## Short task
Copy every line of the following data that includes the string "Томской".

## The records
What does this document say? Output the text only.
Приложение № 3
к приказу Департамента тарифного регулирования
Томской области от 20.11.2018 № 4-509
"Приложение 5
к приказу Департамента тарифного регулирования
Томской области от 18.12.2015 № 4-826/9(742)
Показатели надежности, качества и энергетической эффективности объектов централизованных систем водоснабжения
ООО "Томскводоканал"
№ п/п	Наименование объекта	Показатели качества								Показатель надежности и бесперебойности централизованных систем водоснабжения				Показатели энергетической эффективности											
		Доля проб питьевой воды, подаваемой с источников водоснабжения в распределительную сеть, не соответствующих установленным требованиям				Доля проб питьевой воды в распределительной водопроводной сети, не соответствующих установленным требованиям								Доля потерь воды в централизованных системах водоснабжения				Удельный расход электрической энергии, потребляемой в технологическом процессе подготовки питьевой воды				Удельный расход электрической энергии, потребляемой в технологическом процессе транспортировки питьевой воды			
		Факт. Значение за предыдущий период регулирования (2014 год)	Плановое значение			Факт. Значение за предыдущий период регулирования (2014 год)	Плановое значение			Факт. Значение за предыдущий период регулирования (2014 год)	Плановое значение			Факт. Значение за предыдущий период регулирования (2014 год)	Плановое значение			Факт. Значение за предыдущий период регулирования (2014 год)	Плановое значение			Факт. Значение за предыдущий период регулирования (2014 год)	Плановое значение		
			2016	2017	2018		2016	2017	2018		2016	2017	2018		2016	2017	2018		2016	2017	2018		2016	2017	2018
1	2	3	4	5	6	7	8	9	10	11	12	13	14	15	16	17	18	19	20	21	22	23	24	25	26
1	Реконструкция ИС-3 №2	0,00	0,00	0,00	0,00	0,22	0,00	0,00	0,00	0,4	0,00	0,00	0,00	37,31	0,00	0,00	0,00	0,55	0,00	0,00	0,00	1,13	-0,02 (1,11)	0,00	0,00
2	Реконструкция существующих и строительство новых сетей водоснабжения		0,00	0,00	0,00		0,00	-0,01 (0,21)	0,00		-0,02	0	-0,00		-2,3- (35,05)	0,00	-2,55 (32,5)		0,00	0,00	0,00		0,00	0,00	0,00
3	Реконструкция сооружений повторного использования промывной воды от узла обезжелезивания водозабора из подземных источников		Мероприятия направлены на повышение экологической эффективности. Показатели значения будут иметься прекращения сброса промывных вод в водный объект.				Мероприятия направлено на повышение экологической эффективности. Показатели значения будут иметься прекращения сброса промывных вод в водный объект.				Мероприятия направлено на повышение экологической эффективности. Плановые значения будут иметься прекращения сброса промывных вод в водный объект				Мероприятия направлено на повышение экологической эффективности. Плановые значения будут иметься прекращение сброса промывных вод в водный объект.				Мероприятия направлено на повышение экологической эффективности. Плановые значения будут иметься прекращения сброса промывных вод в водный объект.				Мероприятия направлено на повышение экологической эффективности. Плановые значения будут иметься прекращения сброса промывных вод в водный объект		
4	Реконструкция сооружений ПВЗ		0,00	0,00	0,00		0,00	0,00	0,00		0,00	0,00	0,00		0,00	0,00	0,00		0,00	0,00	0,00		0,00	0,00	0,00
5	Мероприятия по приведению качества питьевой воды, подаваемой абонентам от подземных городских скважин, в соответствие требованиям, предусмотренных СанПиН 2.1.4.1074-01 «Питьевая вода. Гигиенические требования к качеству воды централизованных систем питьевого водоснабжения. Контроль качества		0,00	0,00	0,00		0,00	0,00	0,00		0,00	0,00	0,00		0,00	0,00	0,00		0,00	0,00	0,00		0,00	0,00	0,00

---

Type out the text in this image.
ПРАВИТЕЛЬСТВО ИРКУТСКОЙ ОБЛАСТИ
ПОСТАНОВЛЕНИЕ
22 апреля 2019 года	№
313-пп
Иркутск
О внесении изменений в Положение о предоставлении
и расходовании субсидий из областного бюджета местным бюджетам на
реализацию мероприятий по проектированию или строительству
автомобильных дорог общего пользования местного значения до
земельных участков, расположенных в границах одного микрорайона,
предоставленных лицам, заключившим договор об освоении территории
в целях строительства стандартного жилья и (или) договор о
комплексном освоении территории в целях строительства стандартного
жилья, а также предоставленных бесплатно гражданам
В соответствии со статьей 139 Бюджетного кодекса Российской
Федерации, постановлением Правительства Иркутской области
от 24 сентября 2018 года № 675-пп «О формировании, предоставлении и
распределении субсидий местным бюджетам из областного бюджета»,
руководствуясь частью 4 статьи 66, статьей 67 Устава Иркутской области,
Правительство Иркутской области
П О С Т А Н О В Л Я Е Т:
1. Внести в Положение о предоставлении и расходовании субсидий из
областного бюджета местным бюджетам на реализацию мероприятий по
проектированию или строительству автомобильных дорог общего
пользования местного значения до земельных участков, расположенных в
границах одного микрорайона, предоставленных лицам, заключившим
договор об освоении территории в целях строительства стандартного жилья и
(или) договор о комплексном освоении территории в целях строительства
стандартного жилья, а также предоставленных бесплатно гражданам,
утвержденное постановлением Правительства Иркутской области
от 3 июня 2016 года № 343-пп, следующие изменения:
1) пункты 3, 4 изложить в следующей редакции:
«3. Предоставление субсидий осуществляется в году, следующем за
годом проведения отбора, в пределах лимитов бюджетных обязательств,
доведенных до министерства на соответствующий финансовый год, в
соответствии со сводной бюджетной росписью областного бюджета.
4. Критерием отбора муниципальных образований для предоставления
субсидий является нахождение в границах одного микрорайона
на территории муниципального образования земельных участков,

--

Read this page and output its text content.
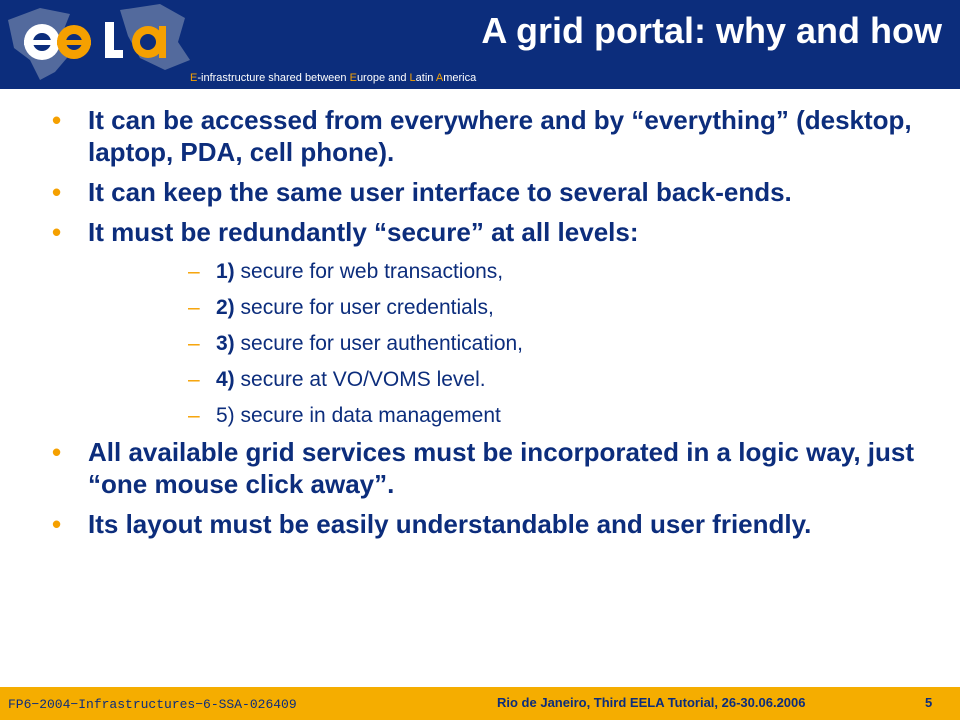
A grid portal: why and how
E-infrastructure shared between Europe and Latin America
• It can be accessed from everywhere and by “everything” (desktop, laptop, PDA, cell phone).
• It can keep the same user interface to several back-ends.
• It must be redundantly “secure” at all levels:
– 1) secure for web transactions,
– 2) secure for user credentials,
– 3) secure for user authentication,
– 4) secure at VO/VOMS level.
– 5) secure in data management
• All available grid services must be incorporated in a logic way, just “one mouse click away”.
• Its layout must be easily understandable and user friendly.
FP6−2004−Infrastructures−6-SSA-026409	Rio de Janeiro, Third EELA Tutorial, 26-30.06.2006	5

## In response
Томской области от 20.11.2018 № 4-509
Томской области от 18.12.2015 № 4-826/9(742)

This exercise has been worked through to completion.